= Exercise requirements =
All entries below need to be written out exactly, but without their pictures.

= Available records =

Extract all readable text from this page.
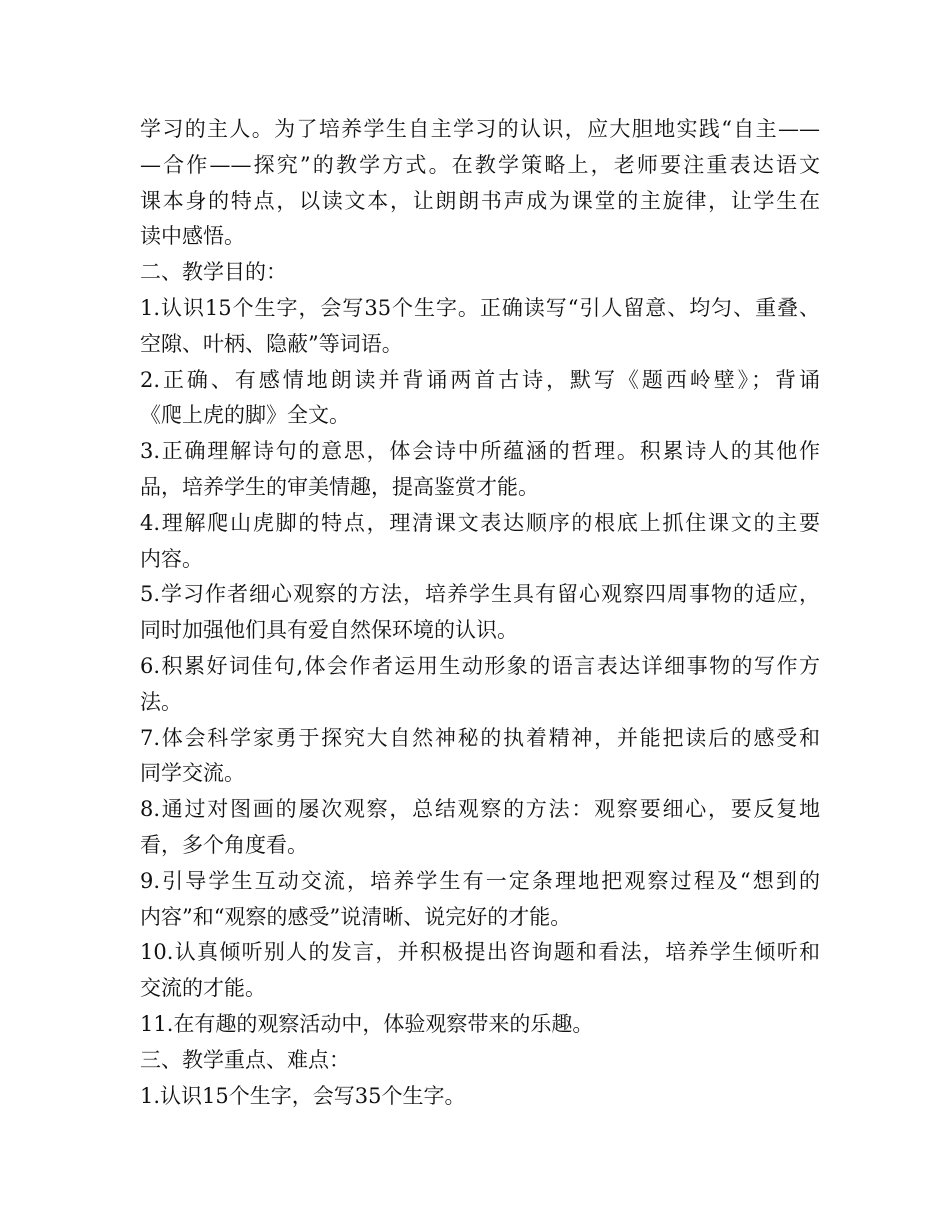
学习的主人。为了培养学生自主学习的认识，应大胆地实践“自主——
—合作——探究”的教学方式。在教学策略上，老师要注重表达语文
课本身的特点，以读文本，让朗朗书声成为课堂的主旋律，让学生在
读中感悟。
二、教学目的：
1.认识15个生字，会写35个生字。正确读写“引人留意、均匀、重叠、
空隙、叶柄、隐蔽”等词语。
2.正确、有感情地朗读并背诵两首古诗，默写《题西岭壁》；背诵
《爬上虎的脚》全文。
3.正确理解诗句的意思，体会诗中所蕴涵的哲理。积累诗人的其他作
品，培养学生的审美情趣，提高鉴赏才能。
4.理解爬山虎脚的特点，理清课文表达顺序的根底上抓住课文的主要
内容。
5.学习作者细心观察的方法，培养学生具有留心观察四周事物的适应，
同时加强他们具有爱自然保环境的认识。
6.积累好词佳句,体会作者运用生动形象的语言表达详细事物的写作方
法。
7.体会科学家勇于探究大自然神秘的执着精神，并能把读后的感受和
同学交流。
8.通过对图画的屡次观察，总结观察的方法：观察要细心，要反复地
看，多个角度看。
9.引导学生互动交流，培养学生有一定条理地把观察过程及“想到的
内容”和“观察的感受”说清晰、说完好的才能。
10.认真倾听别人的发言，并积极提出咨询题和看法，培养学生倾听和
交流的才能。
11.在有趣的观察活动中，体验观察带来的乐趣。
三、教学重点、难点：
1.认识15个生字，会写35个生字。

= Finished task =
Extract all readable text from this page.
学习的主人。为了培养学生自主学习的认识，应大胆地实践“自主——
—合作——探究”的教学方式。在教学策略上，老师要注重表达语文
课本身的特点，以读文本，让朗朗书声成为课堂的主旋律，让学生在
读中感悟。
二、教学目的：
1.认识15个生字，会写35个生字。正确读写“引人留意、均匀、重叠、
空隙、叶柄、隐蔽”等词语。
2.正确、有感情地朗读并背诵两首古诗，默写《题西岭壁》；背诵
《爬上虎的脚》全文。
3.正确理解诗句的意思，体会诗中所蕴涵的哲理。积累诗人的其他作
品，培养学生的审美情趣，提高鉴赏才能。
4.理解爬山虎脚的特点，理清课文表达顺序的根底上抓住课文的主要
内容。
5.学习作者细心观察的方法，培养学生具有留心观察四周事物的适应，
同时加强他们具有爱自然保环境的认识。
6.积累好词佳句,体会作者运用生动形象的语言表达详细事物的写作方
法。
7.体会科学家勇于探究大自然神秘的执着精神，并能把读后的感受和
同学交流。
8.通过对图画的屡次观察，总结观察的方法：观察要细心，要反复地
看，多个角度看。
9.引导学生互动交流，培养学生有一定条理地把观察过程及“想到的
内容”和“观察的感受”说清晰、说完好的才能。
10.认真倾听别人的发言，并积极提出咨询题和看法，培养学生倾听和
交流的才能。
11.在有趣的观察活动中，体验观察带来的乐趣。
三、教学重点、难点：
1.认识15个生字，会写35个生字。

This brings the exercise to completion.